EXERCISE>
Restate every line of the material, word for word.

** start of RECORDS FOR PROCESSING **

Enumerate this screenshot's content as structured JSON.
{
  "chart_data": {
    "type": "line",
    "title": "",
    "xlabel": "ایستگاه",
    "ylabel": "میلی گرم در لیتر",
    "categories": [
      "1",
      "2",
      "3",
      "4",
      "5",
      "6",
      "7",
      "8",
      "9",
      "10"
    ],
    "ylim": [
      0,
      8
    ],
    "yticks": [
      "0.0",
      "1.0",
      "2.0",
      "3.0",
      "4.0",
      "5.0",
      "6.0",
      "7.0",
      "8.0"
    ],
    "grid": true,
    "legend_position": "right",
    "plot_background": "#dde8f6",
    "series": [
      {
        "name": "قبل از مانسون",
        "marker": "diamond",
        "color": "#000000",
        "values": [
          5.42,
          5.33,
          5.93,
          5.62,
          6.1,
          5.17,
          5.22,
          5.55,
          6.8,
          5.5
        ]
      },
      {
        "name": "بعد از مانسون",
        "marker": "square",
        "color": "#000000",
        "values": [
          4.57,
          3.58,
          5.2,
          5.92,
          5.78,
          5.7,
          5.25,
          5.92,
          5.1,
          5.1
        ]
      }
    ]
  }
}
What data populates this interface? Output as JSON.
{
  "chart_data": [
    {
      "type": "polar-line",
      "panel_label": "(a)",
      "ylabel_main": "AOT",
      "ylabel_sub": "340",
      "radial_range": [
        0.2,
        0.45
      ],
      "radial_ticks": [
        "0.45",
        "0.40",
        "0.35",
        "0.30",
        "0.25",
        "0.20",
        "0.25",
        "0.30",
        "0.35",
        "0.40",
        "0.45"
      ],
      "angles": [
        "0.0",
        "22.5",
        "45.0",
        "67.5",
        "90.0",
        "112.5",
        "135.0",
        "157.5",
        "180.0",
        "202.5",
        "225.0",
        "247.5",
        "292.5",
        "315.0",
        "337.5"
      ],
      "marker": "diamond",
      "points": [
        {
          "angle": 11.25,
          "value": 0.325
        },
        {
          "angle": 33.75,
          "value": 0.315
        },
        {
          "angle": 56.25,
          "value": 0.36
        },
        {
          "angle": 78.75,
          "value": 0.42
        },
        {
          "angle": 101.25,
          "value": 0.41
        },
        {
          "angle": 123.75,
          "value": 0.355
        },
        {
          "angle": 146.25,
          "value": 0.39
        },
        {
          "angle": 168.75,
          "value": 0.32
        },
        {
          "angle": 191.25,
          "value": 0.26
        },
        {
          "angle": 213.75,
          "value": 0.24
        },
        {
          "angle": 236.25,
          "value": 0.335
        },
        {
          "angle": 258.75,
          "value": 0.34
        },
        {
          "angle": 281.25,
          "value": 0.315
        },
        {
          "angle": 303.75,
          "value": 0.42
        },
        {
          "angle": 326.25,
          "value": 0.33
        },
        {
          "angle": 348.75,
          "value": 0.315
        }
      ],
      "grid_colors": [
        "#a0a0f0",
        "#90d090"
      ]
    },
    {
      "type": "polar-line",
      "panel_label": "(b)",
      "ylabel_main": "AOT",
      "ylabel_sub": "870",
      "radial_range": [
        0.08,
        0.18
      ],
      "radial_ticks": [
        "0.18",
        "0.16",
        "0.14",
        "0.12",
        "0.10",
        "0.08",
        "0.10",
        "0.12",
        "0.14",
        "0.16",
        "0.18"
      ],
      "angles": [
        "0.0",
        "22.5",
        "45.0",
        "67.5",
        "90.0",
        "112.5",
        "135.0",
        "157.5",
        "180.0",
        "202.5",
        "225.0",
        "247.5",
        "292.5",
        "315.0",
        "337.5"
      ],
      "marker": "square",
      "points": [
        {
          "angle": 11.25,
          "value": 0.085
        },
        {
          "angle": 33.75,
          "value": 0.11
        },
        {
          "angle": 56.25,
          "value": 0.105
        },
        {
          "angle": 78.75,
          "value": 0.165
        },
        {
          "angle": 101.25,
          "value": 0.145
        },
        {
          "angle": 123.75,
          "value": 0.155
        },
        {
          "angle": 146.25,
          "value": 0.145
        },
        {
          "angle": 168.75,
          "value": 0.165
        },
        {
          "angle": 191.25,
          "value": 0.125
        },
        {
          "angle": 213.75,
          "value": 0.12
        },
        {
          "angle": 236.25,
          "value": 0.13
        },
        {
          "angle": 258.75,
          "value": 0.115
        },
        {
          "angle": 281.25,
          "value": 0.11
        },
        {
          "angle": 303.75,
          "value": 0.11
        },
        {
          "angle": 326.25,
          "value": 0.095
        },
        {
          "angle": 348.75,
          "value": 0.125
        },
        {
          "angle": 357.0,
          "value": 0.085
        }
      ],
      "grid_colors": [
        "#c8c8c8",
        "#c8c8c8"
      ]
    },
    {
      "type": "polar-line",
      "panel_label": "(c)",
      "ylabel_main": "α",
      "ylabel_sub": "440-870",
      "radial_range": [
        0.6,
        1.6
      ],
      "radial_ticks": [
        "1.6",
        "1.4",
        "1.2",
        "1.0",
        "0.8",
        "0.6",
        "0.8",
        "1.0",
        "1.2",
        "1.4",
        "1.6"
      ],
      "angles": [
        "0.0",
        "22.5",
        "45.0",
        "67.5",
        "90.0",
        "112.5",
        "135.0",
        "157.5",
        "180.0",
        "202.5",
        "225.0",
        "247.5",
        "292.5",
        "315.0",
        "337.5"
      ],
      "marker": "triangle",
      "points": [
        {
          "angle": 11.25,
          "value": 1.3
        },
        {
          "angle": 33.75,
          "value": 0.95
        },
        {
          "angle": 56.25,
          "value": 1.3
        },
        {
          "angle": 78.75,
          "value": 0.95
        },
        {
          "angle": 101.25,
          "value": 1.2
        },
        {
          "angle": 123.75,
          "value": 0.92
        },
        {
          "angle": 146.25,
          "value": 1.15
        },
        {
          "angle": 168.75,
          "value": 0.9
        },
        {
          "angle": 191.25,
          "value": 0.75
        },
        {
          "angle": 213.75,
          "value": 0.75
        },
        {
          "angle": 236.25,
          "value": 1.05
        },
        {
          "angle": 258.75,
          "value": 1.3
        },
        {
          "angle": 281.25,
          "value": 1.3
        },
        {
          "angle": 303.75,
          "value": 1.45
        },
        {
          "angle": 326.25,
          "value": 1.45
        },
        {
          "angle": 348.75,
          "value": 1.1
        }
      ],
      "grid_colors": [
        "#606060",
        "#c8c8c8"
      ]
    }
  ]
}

** end of RECORDS FOR PROCESSING **

FULL RESPONSE>
Enumerate this screenshot's content as structured JSON.
{
  "chart_data": {
    "type": "line",
    "title": "",
    "xlabel": "ایستگاه",
    "ylabel": "میلی گرم در لیتر",
    "categories": [
      "1",
      "2",
      "3",
      "4",
      "5",
      "6",
      "7",
      "8",
      "9",
      "10"
    ],
    "ylim": [
      0,
      8
    ],
    "yticks": [
      "0.0",
      "1.0",
      "2.0",
      "3.0",
      "4.0",
      "5.0",
      "6.0",
      "7.0",
      "8.0"
    ],
    "grid": true,
    "legend_position": "right",
    "plot_background": "#dde8f6",
    "series": [
      {
        "name": "قبل از مانسون",
        "marker": "diamond",
        "color": "#000000",
        "values": [
          5.42,
          5.33,
          5.93,
          5.62,
          6.1,
          5.17,
          5.22,
          5.55,
          6.8,
          5.5
        ]
      },
      {
        "name": "بعد از مانسون",
        "marker": "square",
        "color": "#000000",
        "values": [
          4.57,
          3.58,
          5.2,
          5.92,
          5.78,
          5.7,
          5.25,
          5.92,
          5.1,
          5.1
        ]
      }
    ]
  }
}
What data populates this interface? Output as JSON.
{
  "chart_data": [
    {
      "type": "polar-line",
      "panel_label": "(a)",
      "ylabel_main": "AOT",
      "ylabel_sub": "340",
      "radial_range": [
        0.2,
        0.45
      ],
      "radial_ticks": [
        "0.45",
        "0.40",
        "0.35",
        "0.30",
        "0.25",
        "0.20",
        "0.25",
        "0.30",
        "0.35",
        "0.40",
        "0.45"
      ],
      "angles": [
        "0.0",
        "22.5",
        "45.0",
        "67.5",
        "90.0",
        "112.5",
        "135.0",
        "157.5",
        "180.0",
        "202.5",
        "225.0",
        "247.5",
        "292.5",
        "315.0",
        "337.5"
      ],
      "marker": "diamond",
      "points": [
        {
          "angle": 11.25,
          "value": 0.325
        },
        {
          "angle": 33.75,
          "value": 0.315
        },
        {
          "angle": 56.25,
          "value": 0.36
        },
        {
          "angle": 78.75,
          "value": 0.42
        },
        {
          "angle": 101.25,
          "value": 0.41
        },
        {
          "angle": 123.75,
          "value": 0.355
        },
        {
          "angle": 146.25,
          "value": 0.39
        },
        {
          "angle": 168.75,
          "value": 0.32
        },
        {
          "angle": 191.25,
          "value": 0.26
        },
        {
          "angle": 213.75,
          "value": 0.24
        },
        {
          "angle": 236.25,
          "value": 0.335
        },
        {
          "angle": 258.75,
          "value": 0.34
        },
        {
          "angle": 281.25,
          "value": 0.315
        },
        {
          "angle": 303.75,
          "value": 0.42
        },
        {
          "angle": 326.25,
          "value": 0.33
        },
        {
          "angle": 348.75,
          "value": 0.315
        }
      ],
      "grid_colors": [
        "#a0a0f0",
        "#90d090"
      ]
    },
    {
      "type": "polar-line",
      "panel_label": "(b)",
      "ylabel_main": "AOT",
      "ylabel_sub": "870",
      "radial_range": [
        0.08,
        0.18
      ],
      "radial_ticks": [
        "0.18",
        "0.16",
        "0.14",
        "0.12",
        "0.10",
        "0.08",
        "0.10",
        "0.12",
        "0.14",
        "0.16",
        "0.18"
      ],
      "angles": [
        "0.0",
        "22.5",
        "45.0",
        "67.5",
        "90.0",
        "112.5",
        "135.0",
        "157.5",
        "180.0",
        "202.5",
        "225.0",
        "247.5",
        "292.5",
        "315.0",
        "337.5"
      ],
      "marker": "square",
      "points": [
        {
          "angle": 11.25,
          "value": 0.085
        },
        {
          "angle": 33.75,
          "value": 0.11
        },
        {
          "angle": 56.25,
          "value": 0.105
        },
        {
          "angle": 78.75,
          "value": 0.165
        },
        {
          "angle": 101.25,
          "value": 0.145
        },
        {
          "angle": 123.75,
          "value": 0.155
        },
        {
          "angle": 146.25,
          "value": 0.145
        },
        {
          "angle": 168.75,
          "value": 0.165
        },
        {
          "angle": 191.25,
          "value": 0.125
        },
        {
          "angle": 213.75,
          "value": 0.12
        },
        {
          "angle": 236.25,
          "value": 0.13
        },
        {
          "angle": 258.75,
          "value": 0.115
        },
        {
          "angle": 281.25,
          "value": 0.11
        },
        {
          "angle": 303.75,
          "value": 0.11
        },
        {
          "angle": 326.25,
          "value": 0.095
        },
        {
          "angle": 348.75,
          "value": 0.125
        },
        {
          "angle": 357.0,
          "value": 0.085
        }
      ],
      "grid_colors": [
        "#c8c8c8",
        "#c8c8c8"
      ]
    },
    {
      "type": "polar-line",
      "panel_label": "(c)",
      "ylabel_main": "α",
      "ylabel_sub": "440-870",
      "radial_range": [
        0.6,
        1.6
      ],
      "radial_ticks": [
        "1.6",
        "1.4",
        "1.2",
        "1.0",
        "0.8",
        "0.6",
        "0.8",
        "1.0",
        "1.2",
        "1.4",
        "1.6"
      ],
      "angles": [
        "0.0",
        "22.5",
        "45.0",
        "67.5",
        "90.0",
        "112.5",
        "135.0",
        "157.5",
        "180.0",
        "202.5",
        "225.0",
        "247.5",
        "292.5",
        "315.0",
        "337.5"
      ],
      "marker": "triangle",
      "points": [
        {
          "angle": 11.25,
          "value": 1.3
        },
        {
          "angle": 33.75,
          "value": 0.95
        },
        {
          "angle": 56.25,
          "value": 1.3
        },
        {
          "angle": 78.75,
          "value": 0.95
        },
        {
          "angle": 101.25,
          "value": 1.2
        },
        {
          "angle": 123.75,
          "value": 0.92
        },
        {
          "angle": 146.25,
          "value": 1.15
        },
        {
          "angle": 168.75,
          "value": 0.9
        },
        {
          "angle": 191.25,
          "value": 0.75
        },
        {
          "angle": 213.75,
          "value": 0.75
        },
        {
          "angle": 236.25,
          "value": 1.05
        },
        {
          "angle": 258.75,
          "value": 1.3
        },
        {
          "angle": 281.25,
          "value": 1.3
        },
        {
          "angle": 303.75,
          "value": 1.45
        },
        {
          "angle": 326.25,
          "value": 1.45
        },
        {
          "angle": 348.75,
          "value": 1.1
        }
      ],
      "grid_colors": [
        "#606060",
        "#c8c8c8"
      ]
    }
  ]
}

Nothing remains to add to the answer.